Single out each line with the word "pulses" and copy it.

(Figure content listings)
━━━━━━━━━━

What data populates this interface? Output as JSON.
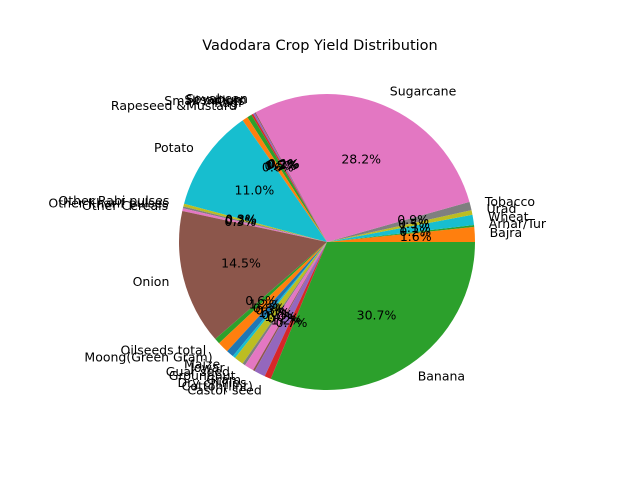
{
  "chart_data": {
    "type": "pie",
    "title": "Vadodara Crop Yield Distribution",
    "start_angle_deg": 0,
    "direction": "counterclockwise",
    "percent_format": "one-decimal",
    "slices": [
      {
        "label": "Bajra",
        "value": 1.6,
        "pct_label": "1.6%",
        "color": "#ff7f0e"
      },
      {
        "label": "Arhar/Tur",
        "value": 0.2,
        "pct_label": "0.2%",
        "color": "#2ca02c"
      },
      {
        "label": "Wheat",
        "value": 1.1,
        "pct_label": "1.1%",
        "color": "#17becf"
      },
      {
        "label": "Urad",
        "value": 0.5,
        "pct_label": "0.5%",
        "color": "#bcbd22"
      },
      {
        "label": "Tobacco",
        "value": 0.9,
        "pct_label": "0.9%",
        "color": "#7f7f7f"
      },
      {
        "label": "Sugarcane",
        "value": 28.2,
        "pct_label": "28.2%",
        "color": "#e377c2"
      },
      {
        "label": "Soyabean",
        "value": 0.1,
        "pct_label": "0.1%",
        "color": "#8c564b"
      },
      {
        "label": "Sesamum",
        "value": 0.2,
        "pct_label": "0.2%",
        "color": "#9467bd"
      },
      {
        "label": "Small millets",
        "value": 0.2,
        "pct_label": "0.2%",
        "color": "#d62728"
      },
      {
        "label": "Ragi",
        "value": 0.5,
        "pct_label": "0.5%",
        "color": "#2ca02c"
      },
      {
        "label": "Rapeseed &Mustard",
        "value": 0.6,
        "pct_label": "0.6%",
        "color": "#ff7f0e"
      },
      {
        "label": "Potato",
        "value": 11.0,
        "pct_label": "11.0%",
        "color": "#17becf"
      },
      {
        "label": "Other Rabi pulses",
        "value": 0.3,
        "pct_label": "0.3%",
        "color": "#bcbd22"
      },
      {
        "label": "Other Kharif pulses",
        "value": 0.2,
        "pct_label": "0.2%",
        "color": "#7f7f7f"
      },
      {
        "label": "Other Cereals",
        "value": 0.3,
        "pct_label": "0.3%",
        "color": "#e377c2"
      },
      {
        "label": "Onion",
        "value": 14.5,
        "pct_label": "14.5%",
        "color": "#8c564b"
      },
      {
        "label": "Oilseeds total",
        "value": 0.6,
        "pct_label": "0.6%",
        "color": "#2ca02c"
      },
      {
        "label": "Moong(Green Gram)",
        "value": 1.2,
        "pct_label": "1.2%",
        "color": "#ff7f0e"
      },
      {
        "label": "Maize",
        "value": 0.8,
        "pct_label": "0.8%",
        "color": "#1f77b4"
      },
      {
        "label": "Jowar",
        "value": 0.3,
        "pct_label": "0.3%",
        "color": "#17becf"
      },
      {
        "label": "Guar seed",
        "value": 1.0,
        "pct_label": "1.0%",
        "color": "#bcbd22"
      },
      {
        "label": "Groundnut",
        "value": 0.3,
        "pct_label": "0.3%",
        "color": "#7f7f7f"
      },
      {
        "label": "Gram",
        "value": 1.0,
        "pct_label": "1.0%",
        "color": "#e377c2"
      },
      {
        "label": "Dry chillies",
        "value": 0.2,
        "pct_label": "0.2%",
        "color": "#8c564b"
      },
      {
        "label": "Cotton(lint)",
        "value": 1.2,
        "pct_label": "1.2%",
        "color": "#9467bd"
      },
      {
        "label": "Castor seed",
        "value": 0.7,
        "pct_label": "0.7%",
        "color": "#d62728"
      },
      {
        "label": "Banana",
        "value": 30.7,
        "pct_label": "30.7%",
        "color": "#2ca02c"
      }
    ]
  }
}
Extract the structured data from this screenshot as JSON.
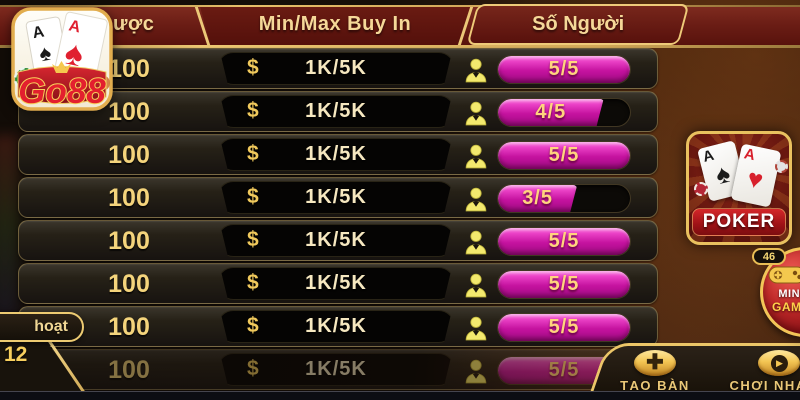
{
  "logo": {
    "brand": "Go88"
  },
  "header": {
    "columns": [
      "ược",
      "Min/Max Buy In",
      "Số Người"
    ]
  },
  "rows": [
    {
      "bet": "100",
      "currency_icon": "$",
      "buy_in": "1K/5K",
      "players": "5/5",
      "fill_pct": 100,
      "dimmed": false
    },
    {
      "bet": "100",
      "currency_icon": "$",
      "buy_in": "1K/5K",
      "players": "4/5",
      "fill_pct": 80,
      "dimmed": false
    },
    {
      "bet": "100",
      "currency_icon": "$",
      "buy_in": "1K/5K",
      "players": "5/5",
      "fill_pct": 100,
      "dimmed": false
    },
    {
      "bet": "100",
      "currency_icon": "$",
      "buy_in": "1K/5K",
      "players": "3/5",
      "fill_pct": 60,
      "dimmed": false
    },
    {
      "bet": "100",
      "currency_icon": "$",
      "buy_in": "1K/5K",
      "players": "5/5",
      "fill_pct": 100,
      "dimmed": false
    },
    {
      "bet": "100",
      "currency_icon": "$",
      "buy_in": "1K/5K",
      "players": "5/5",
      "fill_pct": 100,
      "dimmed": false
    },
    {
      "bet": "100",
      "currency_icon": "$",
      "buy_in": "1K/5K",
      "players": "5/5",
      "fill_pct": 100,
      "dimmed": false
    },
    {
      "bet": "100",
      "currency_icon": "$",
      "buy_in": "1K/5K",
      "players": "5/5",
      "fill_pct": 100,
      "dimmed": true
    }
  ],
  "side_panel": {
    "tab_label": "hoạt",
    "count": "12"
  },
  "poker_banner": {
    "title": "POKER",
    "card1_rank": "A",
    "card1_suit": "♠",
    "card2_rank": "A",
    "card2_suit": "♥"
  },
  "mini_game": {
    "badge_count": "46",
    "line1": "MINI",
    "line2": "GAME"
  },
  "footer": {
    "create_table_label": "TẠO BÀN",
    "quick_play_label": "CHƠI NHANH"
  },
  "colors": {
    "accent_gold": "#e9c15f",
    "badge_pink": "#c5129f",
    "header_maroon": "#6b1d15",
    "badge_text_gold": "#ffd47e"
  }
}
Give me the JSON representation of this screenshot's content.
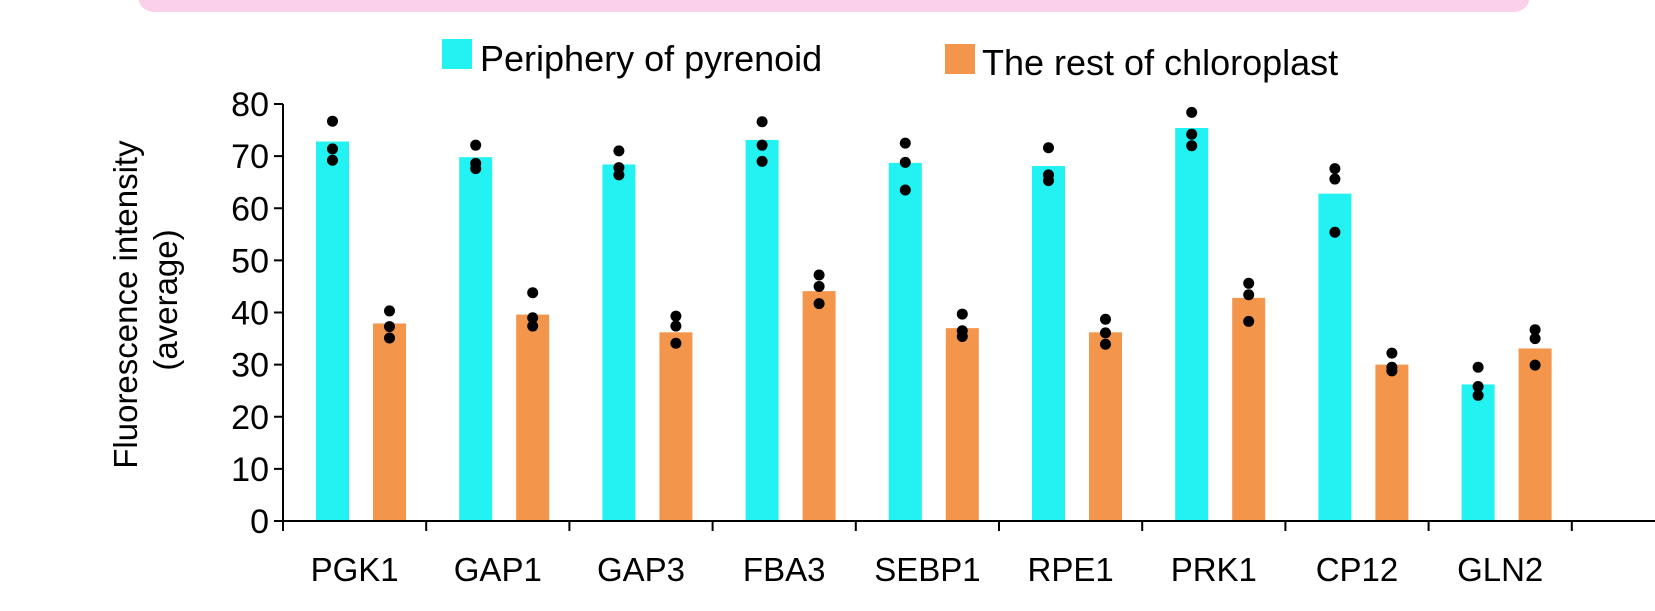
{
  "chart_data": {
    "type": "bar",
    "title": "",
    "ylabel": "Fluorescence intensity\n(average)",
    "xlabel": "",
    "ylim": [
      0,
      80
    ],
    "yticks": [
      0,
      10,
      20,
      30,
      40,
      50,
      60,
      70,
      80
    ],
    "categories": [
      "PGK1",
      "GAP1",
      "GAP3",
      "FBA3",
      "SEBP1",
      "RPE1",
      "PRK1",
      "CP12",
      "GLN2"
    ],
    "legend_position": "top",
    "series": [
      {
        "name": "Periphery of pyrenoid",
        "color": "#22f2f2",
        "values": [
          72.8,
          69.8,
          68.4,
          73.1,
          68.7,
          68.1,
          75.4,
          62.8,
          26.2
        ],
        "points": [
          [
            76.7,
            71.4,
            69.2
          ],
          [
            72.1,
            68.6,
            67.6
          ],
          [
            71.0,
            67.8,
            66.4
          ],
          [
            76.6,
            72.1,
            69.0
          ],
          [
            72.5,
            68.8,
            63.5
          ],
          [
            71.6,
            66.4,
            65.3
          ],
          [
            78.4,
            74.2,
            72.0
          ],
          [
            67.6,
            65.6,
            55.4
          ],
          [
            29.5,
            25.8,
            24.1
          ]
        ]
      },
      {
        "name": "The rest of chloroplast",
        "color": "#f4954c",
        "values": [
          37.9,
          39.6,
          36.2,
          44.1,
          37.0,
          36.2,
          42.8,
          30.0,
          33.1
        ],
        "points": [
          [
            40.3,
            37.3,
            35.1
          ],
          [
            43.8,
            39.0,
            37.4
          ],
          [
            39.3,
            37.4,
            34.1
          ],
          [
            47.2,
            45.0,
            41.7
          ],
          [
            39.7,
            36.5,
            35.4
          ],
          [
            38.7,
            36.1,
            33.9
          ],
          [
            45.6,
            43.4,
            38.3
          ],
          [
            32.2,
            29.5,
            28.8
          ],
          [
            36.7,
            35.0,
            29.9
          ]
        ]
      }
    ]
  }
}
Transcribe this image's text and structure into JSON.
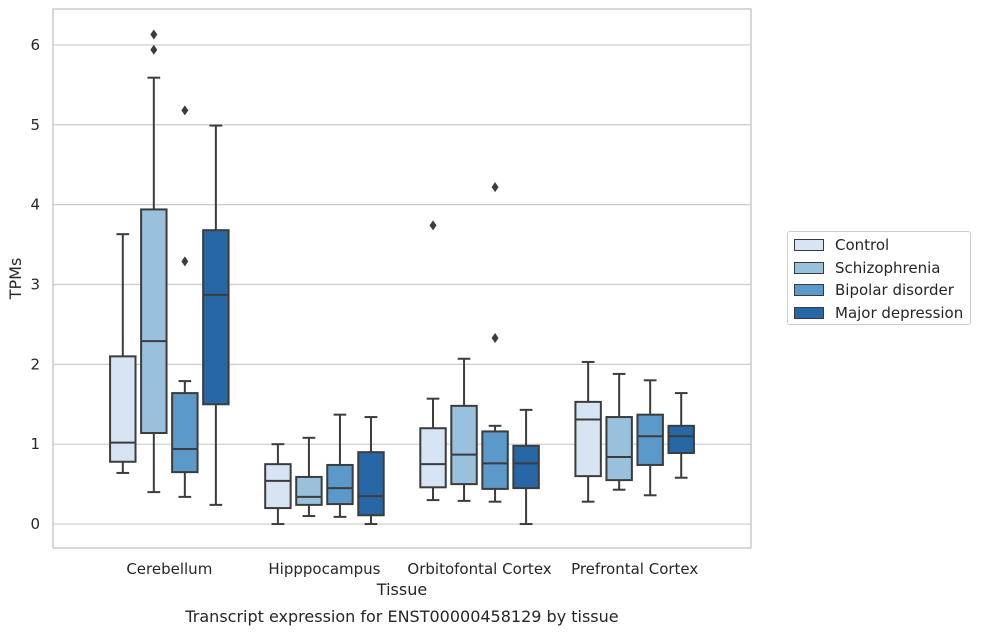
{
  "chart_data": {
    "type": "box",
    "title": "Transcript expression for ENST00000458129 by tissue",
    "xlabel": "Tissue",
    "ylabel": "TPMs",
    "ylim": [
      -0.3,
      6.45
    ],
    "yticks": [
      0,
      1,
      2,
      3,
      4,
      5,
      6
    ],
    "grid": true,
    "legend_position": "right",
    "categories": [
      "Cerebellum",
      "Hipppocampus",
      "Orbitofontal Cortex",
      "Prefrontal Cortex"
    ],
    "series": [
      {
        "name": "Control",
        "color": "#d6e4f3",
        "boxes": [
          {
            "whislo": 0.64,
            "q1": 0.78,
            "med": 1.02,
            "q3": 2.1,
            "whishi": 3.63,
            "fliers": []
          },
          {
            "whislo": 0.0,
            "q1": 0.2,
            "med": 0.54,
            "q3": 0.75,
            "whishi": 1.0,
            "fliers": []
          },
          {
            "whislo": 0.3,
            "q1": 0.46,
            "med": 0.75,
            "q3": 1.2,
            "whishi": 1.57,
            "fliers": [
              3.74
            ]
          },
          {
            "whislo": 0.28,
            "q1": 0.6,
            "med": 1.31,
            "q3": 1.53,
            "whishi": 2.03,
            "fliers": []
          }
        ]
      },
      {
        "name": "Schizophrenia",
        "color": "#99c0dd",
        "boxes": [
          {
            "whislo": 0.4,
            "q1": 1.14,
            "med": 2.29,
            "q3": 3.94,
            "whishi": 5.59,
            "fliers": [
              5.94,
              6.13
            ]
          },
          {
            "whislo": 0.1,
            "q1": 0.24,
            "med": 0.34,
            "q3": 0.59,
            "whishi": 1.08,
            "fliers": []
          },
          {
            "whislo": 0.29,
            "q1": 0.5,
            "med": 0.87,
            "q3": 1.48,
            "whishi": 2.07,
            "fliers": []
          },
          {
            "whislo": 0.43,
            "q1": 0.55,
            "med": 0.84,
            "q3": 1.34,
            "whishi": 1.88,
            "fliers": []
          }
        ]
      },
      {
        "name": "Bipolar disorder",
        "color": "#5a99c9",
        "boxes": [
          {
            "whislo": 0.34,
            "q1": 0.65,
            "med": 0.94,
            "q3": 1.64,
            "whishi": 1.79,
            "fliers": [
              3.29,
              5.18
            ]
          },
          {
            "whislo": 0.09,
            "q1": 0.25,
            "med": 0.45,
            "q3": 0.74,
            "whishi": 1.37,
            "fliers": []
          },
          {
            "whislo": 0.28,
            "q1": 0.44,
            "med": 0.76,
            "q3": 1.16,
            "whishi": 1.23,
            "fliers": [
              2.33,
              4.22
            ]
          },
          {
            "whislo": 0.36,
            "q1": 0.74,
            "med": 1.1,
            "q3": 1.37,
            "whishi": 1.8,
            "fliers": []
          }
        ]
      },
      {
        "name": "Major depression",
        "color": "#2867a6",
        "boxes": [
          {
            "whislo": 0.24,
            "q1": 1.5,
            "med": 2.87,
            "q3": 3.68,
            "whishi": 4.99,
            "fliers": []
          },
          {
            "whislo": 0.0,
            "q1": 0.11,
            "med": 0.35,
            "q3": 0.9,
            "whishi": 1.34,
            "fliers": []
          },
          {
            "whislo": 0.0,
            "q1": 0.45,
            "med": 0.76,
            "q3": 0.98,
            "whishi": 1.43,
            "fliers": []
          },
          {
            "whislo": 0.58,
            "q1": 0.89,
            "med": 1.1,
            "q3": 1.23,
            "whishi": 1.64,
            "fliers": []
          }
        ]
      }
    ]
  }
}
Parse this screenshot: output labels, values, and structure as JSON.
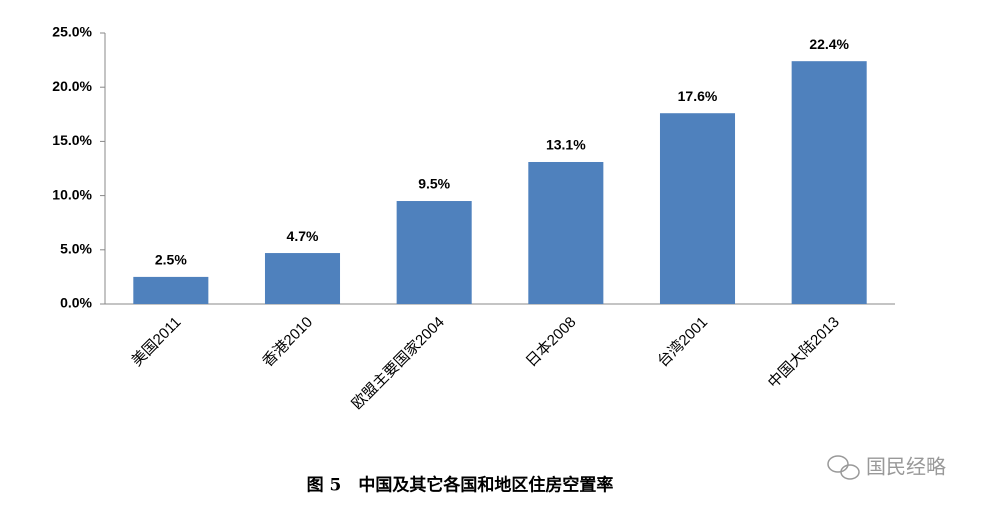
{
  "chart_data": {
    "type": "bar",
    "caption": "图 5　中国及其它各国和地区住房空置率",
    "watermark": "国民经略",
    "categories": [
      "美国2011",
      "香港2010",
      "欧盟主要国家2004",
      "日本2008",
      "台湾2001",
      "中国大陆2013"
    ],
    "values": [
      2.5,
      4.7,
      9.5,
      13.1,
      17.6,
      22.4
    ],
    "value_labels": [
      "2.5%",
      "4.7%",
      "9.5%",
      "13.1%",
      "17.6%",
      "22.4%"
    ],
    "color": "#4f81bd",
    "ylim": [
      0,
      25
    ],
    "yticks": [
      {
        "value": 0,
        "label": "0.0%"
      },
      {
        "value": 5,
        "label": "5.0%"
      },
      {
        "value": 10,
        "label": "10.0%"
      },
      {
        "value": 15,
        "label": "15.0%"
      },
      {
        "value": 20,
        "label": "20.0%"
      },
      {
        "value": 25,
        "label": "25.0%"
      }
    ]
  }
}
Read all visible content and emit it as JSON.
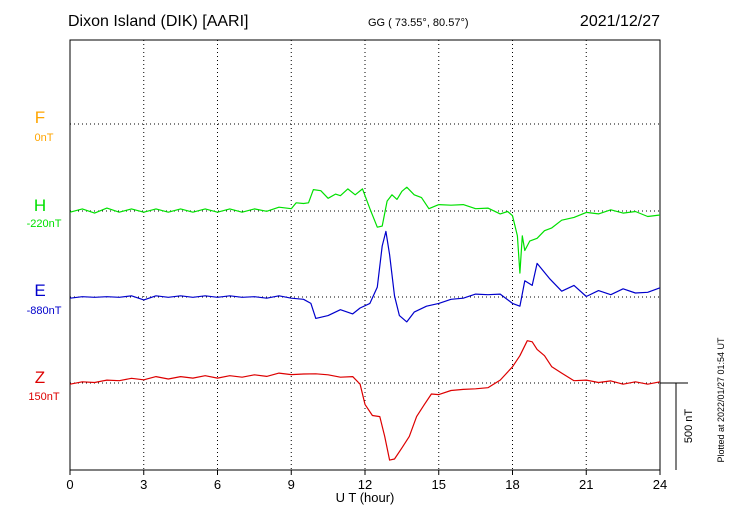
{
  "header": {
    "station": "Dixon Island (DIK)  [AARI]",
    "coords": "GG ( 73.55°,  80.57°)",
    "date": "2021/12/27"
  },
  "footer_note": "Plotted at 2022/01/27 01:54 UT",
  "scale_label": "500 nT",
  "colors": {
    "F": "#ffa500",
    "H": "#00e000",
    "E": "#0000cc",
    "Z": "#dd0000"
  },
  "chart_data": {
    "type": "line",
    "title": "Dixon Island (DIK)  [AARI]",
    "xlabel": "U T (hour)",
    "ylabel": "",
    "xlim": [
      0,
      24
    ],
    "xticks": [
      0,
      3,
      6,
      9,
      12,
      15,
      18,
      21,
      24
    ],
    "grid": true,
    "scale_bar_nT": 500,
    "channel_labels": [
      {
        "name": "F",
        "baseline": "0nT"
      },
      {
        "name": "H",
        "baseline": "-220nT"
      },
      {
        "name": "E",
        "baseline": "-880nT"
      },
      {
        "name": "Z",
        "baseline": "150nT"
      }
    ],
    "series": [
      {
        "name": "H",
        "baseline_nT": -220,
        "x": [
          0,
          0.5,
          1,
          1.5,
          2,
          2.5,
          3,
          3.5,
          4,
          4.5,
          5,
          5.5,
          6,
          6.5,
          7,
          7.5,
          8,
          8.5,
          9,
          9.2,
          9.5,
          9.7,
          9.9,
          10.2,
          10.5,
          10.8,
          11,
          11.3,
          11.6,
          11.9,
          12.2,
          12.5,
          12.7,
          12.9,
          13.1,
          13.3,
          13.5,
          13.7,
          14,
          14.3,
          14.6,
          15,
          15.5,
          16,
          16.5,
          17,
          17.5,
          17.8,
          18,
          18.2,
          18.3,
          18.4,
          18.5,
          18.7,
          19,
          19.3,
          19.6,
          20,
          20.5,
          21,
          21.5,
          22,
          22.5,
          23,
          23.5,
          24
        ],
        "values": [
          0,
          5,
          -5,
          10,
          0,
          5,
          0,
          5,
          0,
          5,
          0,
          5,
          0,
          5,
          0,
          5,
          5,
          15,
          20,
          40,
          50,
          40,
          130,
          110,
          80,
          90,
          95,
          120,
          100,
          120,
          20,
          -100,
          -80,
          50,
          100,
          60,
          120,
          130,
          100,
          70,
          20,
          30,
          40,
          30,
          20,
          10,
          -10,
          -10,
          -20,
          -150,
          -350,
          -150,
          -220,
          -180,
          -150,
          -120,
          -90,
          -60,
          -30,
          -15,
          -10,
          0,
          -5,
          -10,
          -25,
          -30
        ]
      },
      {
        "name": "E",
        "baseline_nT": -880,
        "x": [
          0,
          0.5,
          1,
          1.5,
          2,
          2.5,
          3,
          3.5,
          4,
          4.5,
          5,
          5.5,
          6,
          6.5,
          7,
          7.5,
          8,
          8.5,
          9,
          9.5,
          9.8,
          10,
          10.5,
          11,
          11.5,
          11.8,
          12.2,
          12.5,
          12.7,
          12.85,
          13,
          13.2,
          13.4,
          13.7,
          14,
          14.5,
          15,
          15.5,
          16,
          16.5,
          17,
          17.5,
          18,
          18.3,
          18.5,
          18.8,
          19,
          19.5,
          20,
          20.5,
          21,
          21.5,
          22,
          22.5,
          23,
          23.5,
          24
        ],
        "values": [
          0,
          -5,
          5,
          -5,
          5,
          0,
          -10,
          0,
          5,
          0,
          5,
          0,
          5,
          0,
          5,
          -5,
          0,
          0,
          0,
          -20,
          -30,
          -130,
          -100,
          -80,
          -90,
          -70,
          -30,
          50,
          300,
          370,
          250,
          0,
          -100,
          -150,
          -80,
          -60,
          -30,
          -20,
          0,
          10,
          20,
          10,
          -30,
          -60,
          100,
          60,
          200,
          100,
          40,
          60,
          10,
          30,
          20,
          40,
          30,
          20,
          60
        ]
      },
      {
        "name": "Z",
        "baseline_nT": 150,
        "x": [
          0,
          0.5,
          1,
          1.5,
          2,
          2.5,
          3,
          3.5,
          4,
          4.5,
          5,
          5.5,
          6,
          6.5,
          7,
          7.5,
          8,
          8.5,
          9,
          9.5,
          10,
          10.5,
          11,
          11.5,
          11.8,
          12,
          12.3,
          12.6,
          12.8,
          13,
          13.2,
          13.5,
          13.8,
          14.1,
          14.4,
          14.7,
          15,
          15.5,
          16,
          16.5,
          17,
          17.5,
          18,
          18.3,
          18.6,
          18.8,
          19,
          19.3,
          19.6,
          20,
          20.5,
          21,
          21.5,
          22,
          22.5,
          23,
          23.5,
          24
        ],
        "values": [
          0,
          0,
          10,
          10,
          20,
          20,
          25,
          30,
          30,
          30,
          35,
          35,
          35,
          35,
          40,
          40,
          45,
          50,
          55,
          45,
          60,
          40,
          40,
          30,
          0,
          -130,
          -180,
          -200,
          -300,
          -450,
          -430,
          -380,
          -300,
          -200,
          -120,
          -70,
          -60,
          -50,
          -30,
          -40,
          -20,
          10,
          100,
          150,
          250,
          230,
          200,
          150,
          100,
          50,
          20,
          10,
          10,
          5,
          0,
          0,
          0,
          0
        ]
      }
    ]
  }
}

━━━━━━━━━━

Result of this exercise:
        "label": "Other Rabi pulses",
        "label": "Other Kharif pulses",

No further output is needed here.